*Task directions*.
In the entries, find all lines that hold the word "Antioquia" and copy them.

*Exercise material*.
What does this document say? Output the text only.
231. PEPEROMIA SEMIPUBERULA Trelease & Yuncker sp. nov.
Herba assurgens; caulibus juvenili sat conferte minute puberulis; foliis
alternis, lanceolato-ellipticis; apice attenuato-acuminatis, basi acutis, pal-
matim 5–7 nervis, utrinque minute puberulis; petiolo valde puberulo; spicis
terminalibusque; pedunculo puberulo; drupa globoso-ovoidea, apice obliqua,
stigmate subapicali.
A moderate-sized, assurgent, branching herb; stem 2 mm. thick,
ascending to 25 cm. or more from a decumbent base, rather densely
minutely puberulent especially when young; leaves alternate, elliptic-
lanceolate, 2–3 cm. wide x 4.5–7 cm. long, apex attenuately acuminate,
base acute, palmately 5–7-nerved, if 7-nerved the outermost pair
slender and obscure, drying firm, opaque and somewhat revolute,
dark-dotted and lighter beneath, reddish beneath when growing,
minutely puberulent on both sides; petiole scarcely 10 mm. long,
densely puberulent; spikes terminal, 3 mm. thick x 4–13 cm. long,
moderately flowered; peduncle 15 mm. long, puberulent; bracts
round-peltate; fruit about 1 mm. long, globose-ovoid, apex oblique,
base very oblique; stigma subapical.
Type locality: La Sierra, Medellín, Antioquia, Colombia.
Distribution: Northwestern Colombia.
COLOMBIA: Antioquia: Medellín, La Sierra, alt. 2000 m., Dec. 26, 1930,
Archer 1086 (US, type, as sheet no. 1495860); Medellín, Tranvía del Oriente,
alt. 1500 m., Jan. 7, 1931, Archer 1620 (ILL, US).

*Expected output*.
Type locality: La Sierra, Medellín, Antioquia, Colombia.
COLOMBIA: Antioquia: Medellín, La Sierra, alt. 2000 m., Dec. 26, 1930,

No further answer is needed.